[Some records]
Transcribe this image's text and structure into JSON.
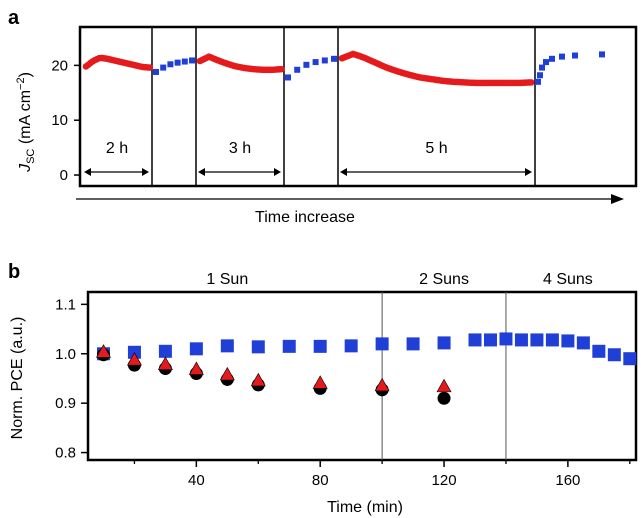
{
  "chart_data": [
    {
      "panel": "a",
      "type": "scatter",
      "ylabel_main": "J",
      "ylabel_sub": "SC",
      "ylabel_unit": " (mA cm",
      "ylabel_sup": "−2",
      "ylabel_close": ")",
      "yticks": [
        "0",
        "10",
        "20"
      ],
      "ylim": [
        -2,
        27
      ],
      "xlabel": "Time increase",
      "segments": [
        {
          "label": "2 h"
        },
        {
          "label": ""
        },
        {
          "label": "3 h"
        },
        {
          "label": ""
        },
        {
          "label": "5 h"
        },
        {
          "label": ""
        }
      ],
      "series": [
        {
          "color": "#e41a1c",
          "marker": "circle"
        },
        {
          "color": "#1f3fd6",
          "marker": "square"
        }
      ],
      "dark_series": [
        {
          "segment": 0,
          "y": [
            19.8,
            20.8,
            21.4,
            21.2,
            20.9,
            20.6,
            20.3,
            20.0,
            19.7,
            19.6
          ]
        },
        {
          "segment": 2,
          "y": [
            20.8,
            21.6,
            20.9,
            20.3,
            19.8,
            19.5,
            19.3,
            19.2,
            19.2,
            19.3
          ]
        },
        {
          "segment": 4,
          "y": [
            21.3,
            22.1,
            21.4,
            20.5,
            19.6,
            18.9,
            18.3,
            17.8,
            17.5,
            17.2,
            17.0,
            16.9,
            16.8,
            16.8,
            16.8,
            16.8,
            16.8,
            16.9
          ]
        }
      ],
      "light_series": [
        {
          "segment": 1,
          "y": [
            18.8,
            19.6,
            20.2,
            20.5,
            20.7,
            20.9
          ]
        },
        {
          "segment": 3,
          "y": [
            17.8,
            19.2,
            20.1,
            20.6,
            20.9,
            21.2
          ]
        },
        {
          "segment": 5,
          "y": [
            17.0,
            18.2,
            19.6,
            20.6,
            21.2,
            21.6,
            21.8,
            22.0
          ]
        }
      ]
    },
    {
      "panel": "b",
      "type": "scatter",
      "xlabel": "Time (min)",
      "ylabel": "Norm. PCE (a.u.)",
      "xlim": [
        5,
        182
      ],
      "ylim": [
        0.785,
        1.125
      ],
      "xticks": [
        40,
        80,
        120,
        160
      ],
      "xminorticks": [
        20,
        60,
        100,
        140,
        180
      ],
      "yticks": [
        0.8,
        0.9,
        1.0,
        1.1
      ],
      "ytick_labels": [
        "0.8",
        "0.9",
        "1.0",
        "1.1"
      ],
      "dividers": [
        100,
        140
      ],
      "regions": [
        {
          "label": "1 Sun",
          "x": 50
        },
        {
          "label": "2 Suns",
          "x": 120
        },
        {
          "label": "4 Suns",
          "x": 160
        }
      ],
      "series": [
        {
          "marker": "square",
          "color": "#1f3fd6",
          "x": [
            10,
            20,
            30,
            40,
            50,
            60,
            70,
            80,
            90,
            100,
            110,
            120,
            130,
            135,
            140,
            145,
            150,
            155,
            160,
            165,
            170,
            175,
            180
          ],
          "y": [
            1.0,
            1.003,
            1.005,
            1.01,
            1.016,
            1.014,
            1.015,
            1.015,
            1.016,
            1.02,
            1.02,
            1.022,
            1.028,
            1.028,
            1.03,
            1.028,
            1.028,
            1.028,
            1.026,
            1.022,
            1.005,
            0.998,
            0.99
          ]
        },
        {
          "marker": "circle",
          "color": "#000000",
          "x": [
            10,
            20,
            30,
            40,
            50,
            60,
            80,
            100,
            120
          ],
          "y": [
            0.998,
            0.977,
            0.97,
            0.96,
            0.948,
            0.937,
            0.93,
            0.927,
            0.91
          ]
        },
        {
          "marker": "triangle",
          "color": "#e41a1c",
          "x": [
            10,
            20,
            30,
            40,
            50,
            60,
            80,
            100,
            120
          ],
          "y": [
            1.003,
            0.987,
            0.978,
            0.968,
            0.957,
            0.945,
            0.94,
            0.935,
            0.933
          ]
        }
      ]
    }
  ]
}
--
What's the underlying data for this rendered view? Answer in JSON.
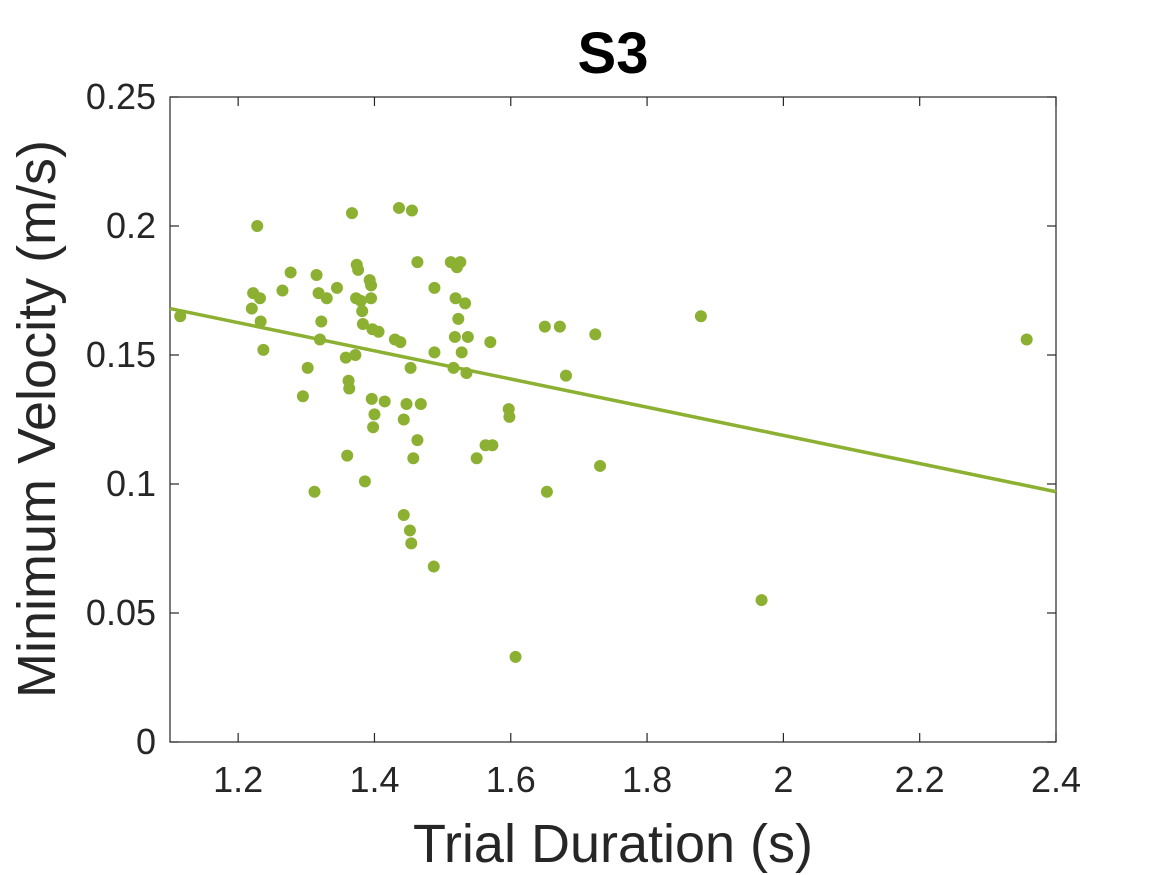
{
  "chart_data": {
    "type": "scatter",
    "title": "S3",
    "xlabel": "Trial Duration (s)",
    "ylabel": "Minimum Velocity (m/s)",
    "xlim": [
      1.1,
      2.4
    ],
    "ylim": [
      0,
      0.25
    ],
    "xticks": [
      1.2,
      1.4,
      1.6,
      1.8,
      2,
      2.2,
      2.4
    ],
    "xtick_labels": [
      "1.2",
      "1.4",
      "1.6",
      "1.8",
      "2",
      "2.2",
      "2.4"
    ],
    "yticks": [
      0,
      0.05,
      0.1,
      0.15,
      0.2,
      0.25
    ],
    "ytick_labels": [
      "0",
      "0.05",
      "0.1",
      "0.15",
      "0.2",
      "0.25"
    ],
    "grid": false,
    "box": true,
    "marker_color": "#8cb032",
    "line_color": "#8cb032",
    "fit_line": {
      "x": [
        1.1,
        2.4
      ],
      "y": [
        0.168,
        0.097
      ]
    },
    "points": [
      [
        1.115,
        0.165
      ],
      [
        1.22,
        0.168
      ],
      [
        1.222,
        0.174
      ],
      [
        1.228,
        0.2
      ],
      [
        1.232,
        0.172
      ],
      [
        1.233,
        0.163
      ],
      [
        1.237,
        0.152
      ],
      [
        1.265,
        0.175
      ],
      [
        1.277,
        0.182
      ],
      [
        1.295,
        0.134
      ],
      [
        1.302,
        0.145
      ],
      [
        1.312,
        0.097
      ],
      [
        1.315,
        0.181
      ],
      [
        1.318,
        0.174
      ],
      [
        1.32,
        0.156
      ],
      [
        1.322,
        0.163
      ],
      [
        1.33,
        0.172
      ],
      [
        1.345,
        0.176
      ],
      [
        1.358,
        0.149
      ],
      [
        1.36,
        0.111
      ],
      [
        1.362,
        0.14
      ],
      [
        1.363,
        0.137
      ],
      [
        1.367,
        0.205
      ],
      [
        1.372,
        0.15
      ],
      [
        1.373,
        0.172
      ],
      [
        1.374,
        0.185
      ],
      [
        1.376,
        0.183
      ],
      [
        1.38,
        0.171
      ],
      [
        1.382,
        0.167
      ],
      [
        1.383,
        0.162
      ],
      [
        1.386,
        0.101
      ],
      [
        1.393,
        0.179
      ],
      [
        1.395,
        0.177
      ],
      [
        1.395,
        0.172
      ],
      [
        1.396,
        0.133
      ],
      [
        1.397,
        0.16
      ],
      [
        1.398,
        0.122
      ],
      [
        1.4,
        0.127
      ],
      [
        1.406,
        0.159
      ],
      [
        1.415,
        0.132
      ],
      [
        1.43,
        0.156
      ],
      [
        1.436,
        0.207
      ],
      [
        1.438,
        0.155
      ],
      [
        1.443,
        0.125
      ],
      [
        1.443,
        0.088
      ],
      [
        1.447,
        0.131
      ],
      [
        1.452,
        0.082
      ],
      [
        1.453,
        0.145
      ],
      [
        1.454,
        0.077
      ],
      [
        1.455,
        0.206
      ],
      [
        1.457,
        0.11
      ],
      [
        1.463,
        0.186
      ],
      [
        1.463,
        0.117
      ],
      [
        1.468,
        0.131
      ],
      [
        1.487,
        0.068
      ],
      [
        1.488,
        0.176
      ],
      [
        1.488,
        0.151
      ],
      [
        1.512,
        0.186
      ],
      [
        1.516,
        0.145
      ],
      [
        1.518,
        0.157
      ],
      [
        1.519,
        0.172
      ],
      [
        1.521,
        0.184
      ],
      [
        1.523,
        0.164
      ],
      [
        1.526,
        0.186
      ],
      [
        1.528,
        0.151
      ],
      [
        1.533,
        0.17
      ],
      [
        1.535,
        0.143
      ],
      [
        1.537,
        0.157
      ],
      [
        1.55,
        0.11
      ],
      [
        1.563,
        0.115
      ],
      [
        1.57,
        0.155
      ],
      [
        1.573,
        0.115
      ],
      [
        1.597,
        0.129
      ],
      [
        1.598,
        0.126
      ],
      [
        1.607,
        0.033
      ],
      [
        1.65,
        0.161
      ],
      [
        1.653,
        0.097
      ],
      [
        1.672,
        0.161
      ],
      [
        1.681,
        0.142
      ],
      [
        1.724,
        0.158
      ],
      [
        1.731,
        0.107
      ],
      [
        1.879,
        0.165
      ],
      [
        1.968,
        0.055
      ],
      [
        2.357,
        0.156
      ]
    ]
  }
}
==
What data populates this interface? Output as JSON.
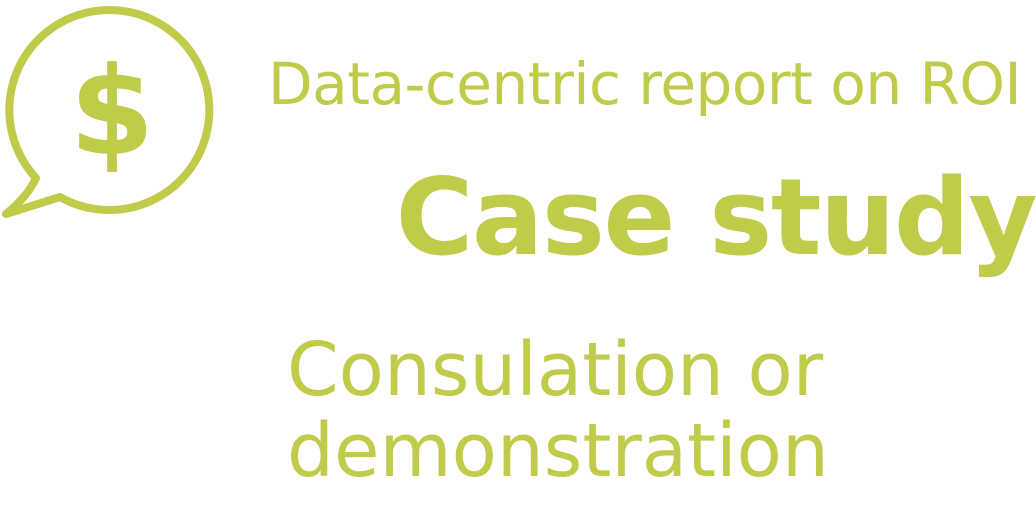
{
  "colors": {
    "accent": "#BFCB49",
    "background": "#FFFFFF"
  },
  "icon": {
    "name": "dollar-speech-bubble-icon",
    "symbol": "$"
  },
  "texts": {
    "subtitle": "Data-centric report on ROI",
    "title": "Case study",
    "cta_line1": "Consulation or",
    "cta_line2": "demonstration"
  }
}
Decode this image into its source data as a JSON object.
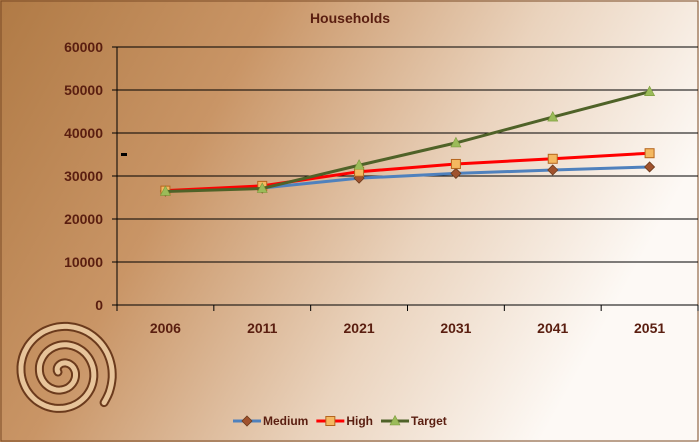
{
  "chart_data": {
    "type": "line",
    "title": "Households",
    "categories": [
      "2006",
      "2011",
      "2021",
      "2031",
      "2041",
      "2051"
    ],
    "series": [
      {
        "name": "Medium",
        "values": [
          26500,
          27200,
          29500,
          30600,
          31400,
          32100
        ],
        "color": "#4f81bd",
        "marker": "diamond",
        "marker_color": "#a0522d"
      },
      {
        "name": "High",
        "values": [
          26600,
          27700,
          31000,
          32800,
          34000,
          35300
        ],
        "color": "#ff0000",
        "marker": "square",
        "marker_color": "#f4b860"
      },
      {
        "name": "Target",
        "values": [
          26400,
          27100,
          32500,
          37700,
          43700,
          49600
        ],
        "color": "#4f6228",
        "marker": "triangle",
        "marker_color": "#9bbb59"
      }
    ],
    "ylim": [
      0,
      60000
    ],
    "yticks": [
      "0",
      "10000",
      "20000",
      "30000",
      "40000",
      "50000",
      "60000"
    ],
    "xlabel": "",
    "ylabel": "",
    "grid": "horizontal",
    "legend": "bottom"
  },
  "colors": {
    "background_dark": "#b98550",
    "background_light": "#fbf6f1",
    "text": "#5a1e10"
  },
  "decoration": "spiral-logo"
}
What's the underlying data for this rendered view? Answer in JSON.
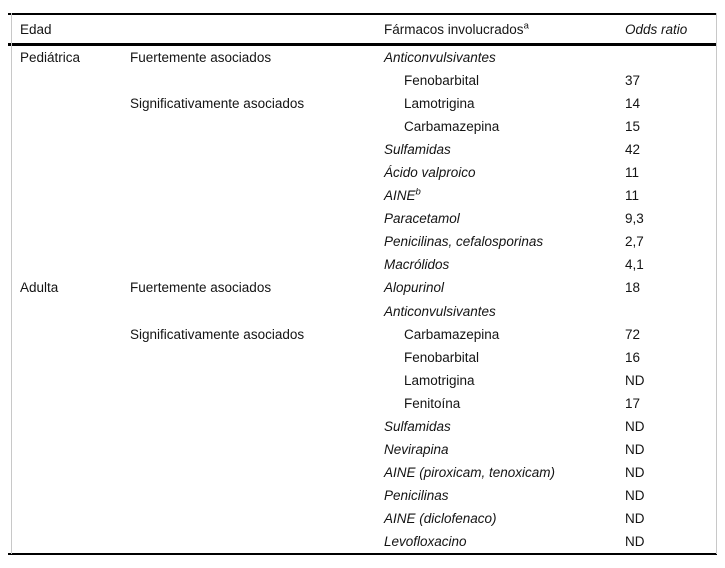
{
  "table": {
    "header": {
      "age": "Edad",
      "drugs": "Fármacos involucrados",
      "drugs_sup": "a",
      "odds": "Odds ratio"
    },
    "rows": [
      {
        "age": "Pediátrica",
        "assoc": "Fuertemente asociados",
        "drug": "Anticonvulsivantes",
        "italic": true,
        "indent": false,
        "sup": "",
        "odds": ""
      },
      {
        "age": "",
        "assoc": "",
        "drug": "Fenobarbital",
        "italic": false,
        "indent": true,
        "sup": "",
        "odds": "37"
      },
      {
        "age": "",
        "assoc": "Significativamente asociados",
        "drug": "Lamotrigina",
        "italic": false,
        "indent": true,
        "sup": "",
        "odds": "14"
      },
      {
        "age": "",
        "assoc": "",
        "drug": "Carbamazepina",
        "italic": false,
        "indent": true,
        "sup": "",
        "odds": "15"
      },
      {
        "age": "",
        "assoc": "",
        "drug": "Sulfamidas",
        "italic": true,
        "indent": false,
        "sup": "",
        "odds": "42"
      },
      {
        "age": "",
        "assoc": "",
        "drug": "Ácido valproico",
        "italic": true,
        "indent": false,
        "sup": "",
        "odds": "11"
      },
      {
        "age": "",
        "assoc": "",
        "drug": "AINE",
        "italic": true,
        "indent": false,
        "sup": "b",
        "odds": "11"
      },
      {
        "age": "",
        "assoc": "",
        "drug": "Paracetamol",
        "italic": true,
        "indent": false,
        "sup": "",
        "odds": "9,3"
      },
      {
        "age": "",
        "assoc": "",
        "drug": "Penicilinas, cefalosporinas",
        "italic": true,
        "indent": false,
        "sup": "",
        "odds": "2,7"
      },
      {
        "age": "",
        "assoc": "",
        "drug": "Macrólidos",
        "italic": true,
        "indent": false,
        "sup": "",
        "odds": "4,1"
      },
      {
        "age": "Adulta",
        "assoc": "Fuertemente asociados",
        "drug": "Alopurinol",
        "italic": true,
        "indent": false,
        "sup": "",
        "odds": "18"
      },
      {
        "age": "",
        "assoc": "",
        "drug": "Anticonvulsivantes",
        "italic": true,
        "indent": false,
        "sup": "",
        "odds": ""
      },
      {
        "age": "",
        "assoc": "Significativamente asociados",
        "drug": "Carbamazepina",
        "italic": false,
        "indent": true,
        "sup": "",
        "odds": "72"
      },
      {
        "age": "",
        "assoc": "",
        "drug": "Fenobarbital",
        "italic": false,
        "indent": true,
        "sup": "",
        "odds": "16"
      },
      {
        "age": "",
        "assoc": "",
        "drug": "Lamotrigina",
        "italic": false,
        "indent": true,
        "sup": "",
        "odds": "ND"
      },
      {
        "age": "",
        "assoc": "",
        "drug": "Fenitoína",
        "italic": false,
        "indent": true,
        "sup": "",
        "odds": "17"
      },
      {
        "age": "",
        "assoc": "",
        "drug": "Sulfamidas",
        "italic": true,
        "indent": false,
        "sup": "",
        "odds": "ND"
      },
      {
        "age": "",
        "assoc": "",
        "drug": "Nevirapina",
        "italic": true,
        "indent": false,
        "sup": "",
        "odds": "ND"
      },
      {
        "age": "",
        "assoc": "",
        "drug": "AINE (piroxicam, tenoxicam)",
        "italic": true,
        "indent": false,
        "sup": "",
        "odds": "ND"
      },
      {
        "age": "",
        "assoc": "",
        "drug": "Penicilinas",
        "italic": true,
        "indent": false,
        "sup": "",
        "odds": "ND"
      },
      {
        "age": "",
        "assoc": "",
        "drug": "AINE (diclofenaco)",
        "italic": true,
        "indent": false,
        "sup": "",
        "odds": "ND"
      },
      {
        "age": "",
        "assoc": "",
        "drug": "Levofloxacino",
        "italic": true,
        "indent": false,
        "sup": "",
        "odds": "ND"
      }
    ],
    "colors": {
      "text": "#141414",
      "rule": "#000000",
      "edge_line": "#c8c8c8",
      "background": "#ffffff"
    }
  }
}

[Short exercise] Copy all the lines above that hold the string "AINE".

[Task response]
        "drug": "AINE",
        "drug": "AINE (piroxicam, tenoxicam)",
        "drug": "AINE (diclofenaco)",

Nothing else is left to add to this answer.